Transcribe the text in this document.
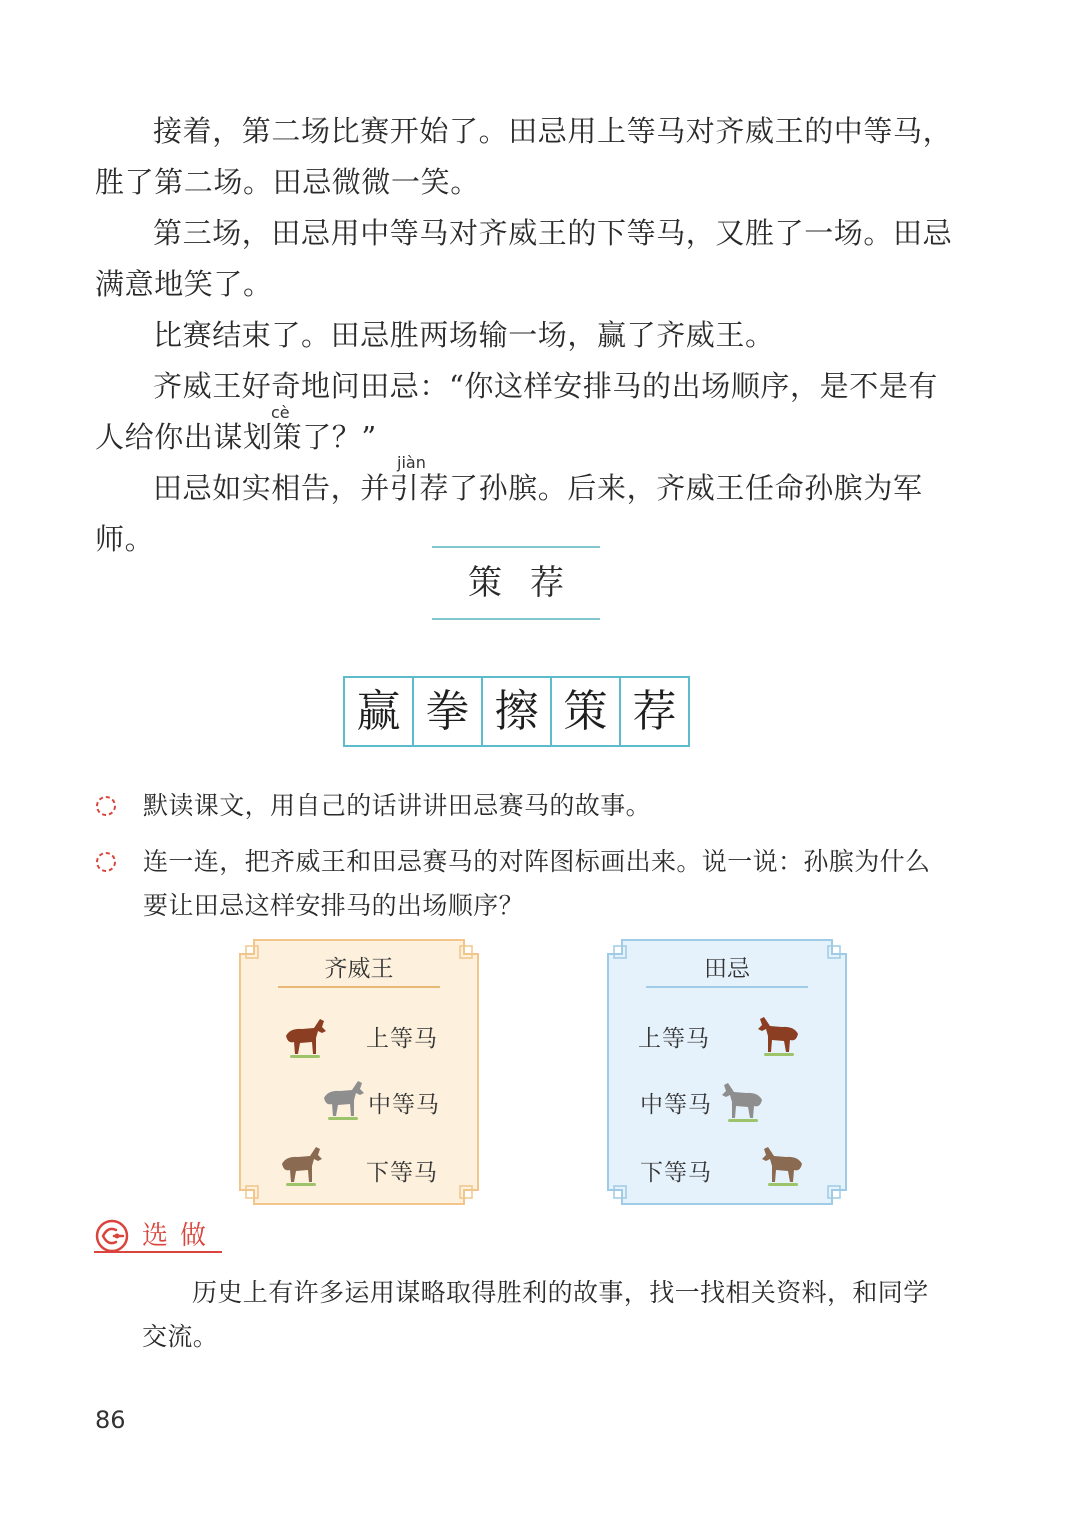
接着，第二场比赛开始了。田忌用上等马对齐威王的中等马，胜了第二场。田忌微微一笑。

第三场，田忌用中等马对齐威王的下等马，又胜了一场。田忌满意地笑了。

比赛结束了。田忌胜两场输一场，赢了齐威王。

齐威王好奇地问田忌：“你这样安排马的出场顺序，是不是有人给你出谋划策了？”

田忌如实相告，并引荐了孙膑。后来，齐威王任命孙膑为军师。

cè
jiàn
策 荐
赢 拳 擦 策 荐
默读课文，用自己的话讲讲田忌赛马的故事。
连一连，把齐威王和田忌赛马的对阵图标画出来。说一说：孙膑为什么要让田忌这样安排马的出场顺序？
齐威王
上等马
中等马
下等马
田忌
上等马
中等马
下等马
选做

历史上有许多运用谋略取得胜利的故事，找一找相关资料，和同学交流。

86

····················

*Task prompt*. Output a faithful copy of the data, with each picture left out.

*The reply*.
Transcribe the text in this document.
接着，第二场比赛开始了。田忌用上等马对齐威王的中等马，胜了第二场。田忌微微一笑。

第三场，田忌用中等马对齐威王的下等马，又胜了一场。田忌满意地笑了。

比赛结束了。田忌胜两场输一场，赢了齐威王。

齐威王好奇地问田忌：“你这样安排马的出场顺序，是不是有人给你出谋划策了？”

田忌如实相告，并引荐了孙膑。后来，齐威王任命孙膑为军师。

cè
jiàn
策 荐
赢 拳 擦 策 荐
默读课文，用自己的话讲讲田忌赛马的故事。
连一连，把齐威王和田忌赛马的对阵图标画出来。说一说：孙膑为什么要让田忌这样安排马的出场顺序？
齐威王
上等马
中等马
下等马
田忌
上等马
中等马
下等马
选做

历史上有许多运用谋略取得胜利的故事，找一找相关资料，和同学交流。

86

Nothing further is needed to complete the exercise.